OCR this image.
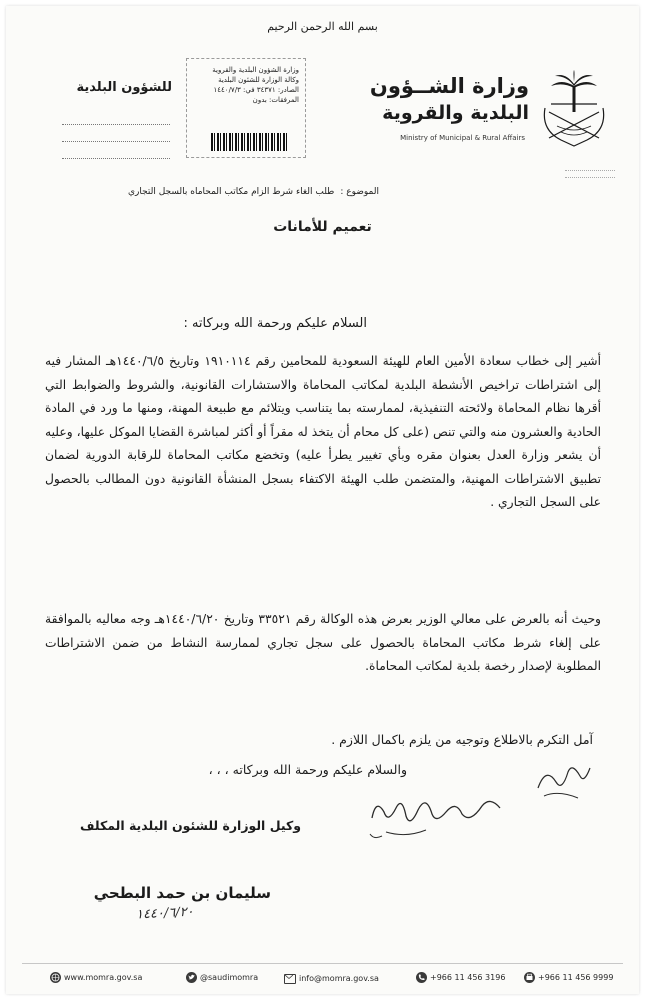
بسم الله الرحمن الرحيم
وزارة الشــؤون
البلدية والقروية
Ministry of Municipal & Rural Affairs
للشؤون البلدية
وزارة الشؤون البلدية والقروية
وكالة الوزارة للشئون البلدية
الصادر: ٣٤٣٧١ في: ١٤٤٠/٧/٣
المرفقات: بدون
الموضوع :طلب الغاء شرط الزام مكاتب المحاماه بالسجل التجاري
تعميم للأمانات
السلام عليكم ورحمة الله وبركاته :
أشير إلى خطاب سعادة الأمين العام للهيئة السعودية للمحامين رقم ١٩١٠١١٤ وتاريخ ١٤٤٠/٦/٥هـ المشار فيه إلى اشتراطات تراخيص الأنشطة البلدية لمكاتب المحاماة والاستشارات القانونية، والشروط والضوابط التي أقرها نظام المحاماة ولائحته التنفيذية، لممارسته بما يتناسب ويتلائم مع طبيعة المهنة، ومنها ما ورد في المادة الحادية والعشرون منه والتي تنص (على كل محام أن يتخذ له مقراً أو أكثر لمباشرة القضايا الموكل عليها، وعليه أن يشعر وزارة العدل بعنوان مقره وبأي تغيير يطرأ عليه) وتخضع مكاتب المحاماة للرقابة الدورية لضمان تطبيق الاشتراطات المهنية، والمتضمن طلب الهيئة الاكتفاء بسجل المنشأة القانونية دون المطالب بالحصول على السجل التجاري .
وحيث أنه بالعرض على معالي الوزير بعرض هذه الوكالة رقم ٣٣٥٢١ وتاريخ ١٤٤٠/٦/٢٠هـ وجه معاليه بالموافقة على إلغاء شرط مكاتب المحاماة بالحصول على سجل تجاري لممارسة النشاط من ضمن الاشتراطات المطلوبة لإصدار رخصة بلدية لمكاتب المحاماة.
آمل التكرم بالاطلاع وتوجيه من يلزم باكمال اللازم .
والسلام عليكم ورحمة الله وبركاته ، ، ،
وكيل الوزارة للشئون البلدية المكلف
سليمان بن حمد البطحي
١٤٤٠/٦/٢٠
www.momra.gov.sa	@saudimomra	info@momra.gov.sa	+966 11 456 3196	+966 11 456 9999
***
Where a line of the material above holds the string "للشئون", copy that line.

وكالة الوزارة للشئون البلدية
وكيل الوزارة للشئون البلدية المكلف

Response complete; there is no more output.